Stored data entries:
^^^^^^^^^^^^^^^^
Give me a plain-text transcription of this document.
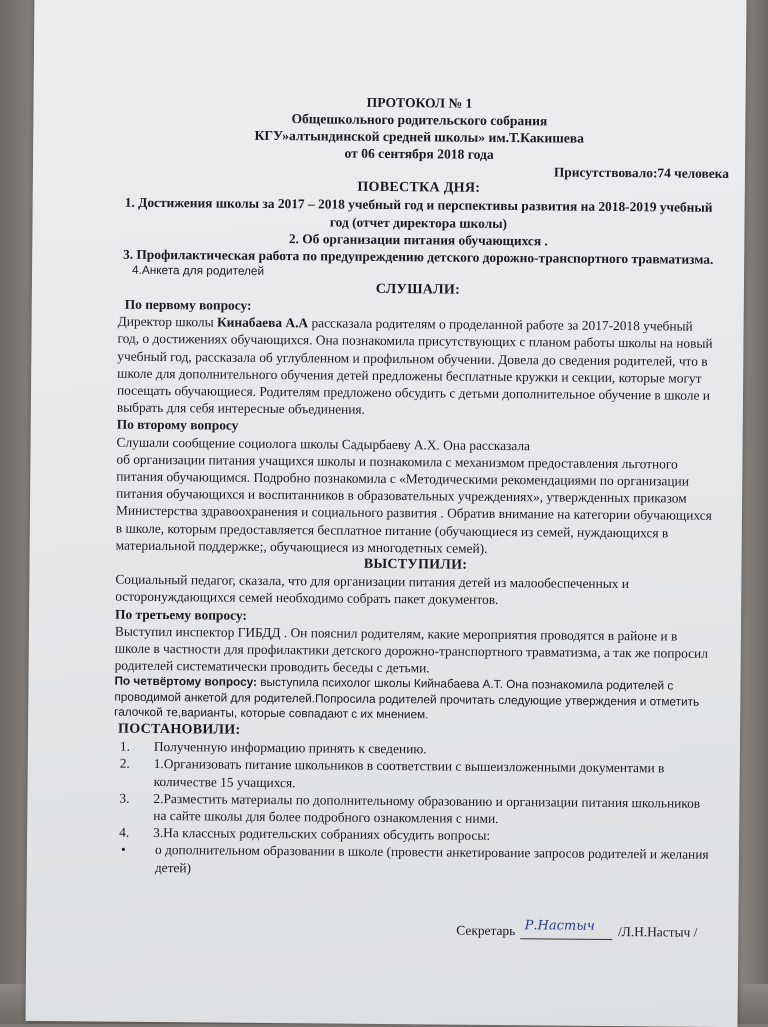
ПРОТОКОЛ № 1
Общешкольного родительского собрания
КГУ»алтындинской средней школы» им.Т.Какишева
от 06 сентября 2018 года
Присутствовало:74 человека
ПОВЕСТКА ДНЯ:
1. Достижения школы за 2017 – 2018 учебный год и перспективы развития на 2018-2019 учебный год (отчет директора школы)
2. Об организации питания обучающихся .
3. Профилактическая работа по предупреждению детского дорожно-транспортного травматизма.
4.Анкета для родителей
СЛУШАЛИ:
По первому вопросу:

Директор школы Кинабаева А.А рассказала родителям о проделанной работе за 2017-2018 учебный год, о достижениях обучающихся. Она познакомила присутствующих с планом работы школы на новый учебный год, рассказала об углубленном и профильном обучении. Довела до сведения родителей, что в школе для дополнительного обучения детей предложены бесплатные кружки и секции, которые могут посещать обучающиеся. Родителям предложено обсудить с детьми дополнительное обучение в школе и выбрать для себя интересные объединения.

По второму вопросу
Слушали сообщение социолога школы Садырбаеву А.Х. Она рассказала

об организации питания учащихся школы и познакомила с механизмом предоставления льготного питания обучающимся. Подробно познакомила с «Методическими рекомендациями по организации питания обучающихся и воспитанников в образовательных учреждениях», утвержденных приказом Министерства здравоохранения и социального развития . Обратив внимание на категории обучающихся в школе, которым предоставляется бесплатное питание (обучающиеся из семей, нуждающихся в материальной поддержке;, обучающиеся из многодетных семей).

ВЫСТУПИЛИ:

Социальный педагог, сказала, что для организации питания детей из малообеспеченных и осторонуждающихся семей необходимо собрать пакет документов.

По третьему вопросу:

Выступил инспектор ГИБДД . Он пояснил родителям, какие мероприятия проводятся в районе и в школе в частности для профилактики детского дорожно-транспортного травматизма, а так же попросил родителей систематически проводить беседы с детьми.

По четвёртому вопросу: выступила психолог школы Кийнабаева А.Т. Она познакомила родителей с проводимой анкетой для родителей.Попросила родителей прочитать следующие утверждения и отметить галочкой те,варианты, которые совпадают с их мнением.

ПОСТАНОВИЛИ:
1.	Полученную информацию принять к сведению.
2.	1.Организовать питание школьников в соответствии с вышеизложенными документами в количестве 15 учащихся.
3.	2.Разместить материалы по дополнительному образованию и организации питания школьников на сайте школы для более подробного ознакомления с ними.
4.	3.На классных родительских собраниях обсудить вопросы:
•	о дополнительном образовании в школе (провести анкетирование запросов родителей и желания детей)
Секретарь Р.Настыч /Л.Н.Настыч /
^^^^^^^^^^^^^^^^
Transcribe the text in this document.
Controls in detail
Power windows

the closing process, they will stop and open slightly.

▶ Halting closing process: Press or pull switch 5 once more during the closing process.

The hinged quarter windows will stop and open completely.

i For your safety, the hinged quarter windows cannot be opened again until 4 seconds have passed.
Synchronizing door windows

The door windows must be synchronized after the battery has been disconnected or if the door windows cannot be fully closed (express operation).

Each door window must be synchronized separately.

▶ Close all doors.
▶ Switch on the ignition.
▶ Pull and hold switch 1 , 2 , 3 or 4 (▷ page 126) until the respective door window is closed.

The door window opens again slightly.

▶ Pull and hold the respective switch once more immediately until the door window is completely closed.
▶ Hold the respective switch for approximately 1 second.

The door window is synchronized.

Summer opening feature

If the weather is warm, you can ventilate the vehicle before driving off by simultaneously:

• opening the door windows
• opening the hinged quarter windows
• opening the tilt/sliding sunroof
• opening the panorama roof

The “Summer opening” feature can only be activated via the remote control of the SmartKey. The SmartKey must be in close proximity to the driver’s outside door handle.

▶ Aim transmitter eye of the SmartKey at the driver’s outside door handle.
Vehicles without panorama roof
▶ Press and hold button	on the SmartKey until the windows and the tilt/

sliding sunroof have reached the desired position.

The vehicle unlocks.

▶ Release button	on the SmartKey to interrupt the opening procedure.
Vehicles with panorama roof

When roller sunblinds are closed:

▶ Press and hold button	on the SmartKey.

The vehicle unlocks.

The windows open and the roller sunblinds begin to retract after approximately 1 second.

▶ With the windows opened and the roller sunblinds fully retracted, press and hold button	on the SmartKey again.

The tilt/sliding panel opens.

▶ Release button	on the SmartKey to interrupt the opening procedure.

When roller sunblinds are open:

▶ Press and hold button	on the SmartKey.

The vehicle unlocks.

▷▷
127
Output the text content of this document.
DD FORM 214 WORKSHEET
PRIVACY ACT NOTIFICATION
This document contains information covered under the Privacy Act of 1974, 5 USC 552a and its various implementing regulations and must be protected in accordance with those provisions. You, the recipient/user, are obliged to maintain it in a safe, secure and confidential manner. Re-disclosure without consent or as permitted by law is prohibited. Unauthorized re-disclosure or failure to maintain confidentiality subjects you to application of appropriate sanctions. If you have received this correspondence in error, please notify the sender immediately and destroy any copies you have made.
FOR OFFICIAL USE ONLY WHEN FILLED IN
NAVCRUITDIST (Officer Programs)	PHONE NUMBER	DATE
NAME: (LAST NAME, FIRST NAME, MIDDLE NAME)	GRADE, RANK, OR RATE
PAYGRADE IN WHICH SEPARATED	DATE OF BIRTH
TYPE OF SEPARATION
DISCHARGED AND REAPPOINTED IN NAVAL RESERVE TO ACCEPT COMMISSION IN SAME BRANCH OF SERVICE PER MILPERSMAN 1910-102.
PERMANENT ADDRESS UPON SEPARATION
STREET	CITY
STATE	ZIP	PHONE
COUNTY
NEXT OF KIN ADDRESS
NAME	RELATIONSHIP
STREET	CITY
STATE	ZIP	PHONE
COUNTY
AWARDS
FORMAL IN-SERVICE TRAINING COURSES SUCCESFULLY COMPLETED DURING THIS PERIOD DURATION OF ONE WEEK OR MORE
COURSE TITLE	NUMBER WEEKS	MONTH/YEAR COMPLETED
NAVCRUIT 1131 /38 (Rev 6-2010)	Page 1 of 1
^^^^^^^^^^^^^^^^
TASK STATEMENT: Filter out every line that lacks the word "tilt", and copy the rest.

REPLY TO THE TASK:
• opening the tilt/sliding sunroof
▶ Press and hold button	on the SmartKey until the windows and the tilt/
The tilt/sliding panel opens.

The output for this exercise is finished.